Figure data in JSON
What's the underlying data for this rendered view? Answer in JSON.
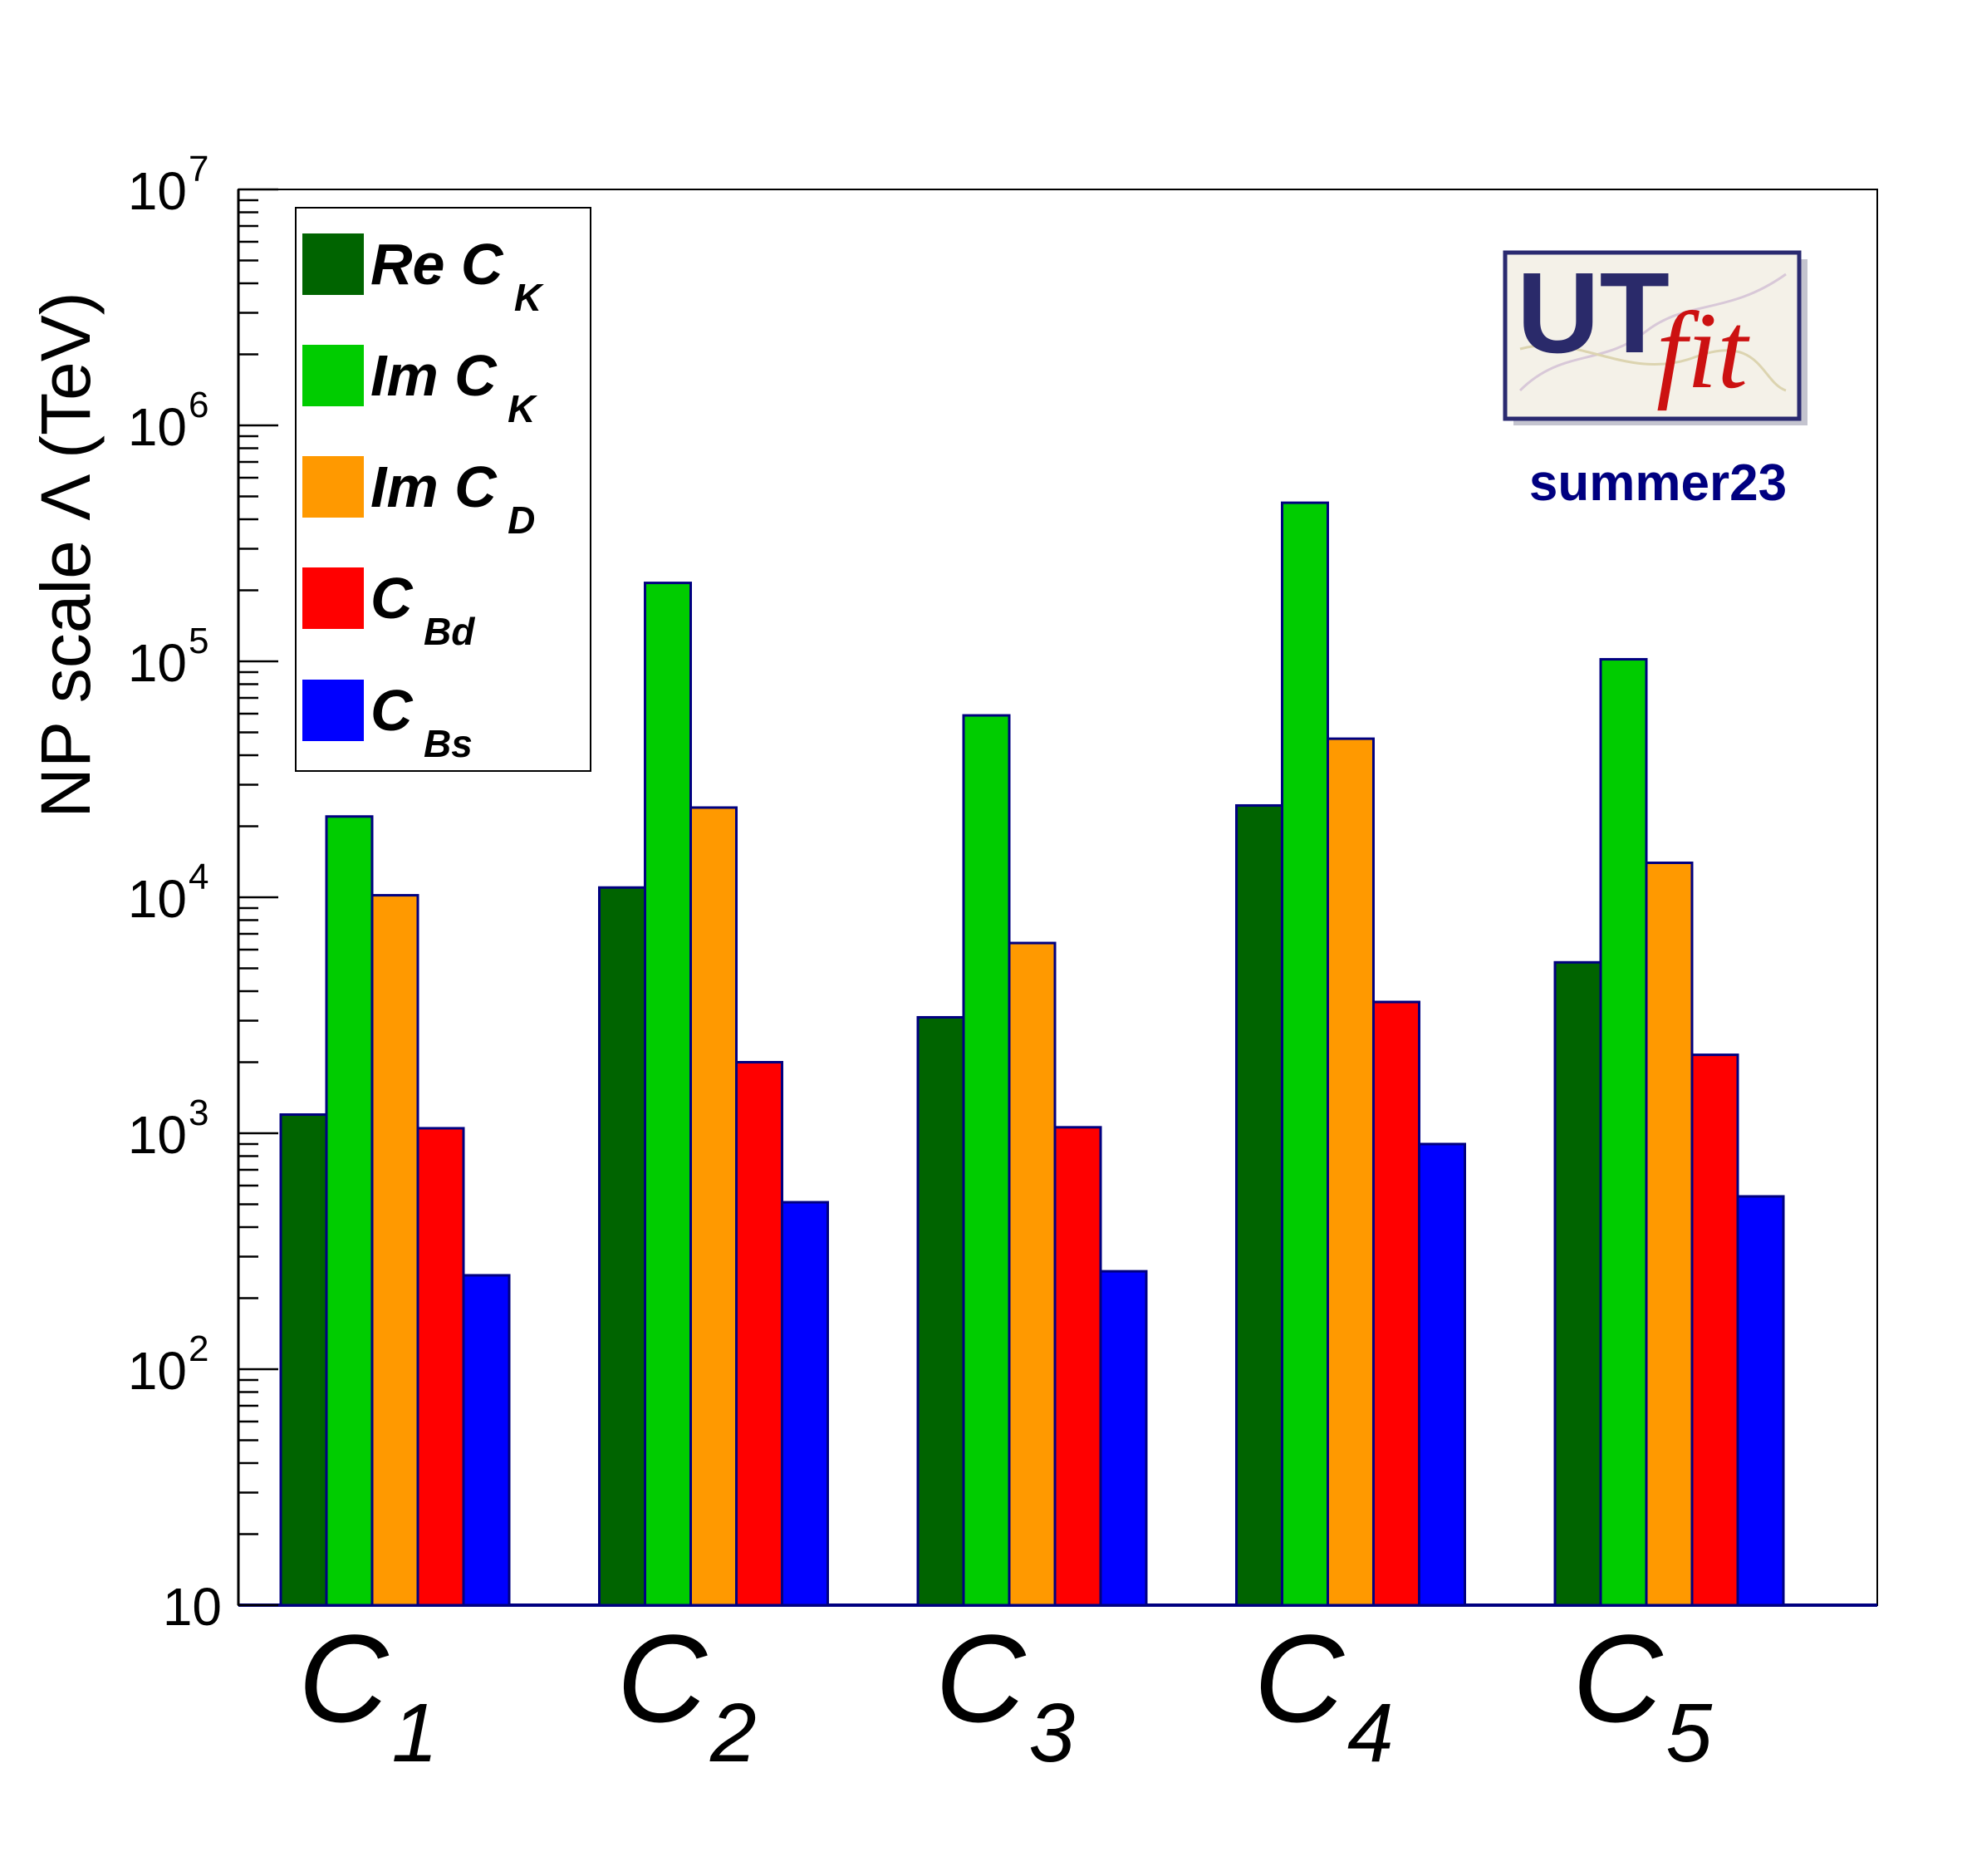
{
  "chart_data": {
    "type": "bar",
    "title": "",
    "ylabel": "NP scale Λ (TeV)",
    "xlabel": "",
    "yscale": "log",
    "ylim": [
      10,
      10000000
    ],
    "grid": false,
    "legend_position": "top-left",
    "y_ticks": [
      {
        "base": "10",
        "exp": ""
      },
      {
        "base": "10",
        "exp": "2"
      },
      {
        "base": "10",
        "exp": "3"
      },
      {
        "base": "10",
        "exp": "4"
      },
      {
        "base": "10",
        "exp": "5"
      },
      {
        "base": "10",
        "exp": "6"
      },
      {
        "base": "10",
        "exp": "7"
      }
    ],
    "categories": [
      {
        "main": "C",
        "sub": "1"
      },
      {
        "main": "C",
        "sub": "2"
      },
      {
        "main": "C",
        "sub": "3"
      },
      {
        "main": "C",
        "sub": "4"
      },
      {
        "main": "C",
        "sub": "5"
      }
    ],
    "series": [
      {
        "name": "Re C_K",
        "label_main": "Re C",
        "label_sub": "K",
        "color": "#006400",
        "values": [
          1200,
          11000,
          3100,
          24500,
          5300
        ]
      },
      {
        "name": "Im C_K",
        "label_main": "Im C",
        "label_sub": "K",
        "color": "#00cc00",
        "values": [
          22000,
          215000,
          59000,
          470000,
          102000
        ]
      },
      {
        "name": "Im C_D",
        "label_main": "Im C",
        "label_sub": "D",
        "color": "#ff9900",
        "values": [
          10200,
          24000,
          6400,
          47000,
          14000
        ]
      },
      {
        "name": "C_Bd",
        "label_main": "C",
        "label_sub": "Bd",
        "color": "#ff0000",
        "values": [
          1050,
          2000,
          1060,
          3600,
          2150
        ]
      },
      {
        "name": "C_Bs",
        "label_main": "C",
        "label_sub": "Bs",
        "color": "#0000ff",
        "values": [
          250,
          510,
          260,
          900,
          540
        ]
      }
    ]
  },
  "logo": {
    "text_ut": "UT",
    "text_fit": "fit",
    "caption": "summer23",
    "caption_color": "#000080"
  },
  "colors": {
    "frame": "#000080",
    "bar_outline": "#000080"
  }
}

• _Short problem_
Note how many lines in the listing above hold the string "name", then give only that figure.

• _Solved problem_
5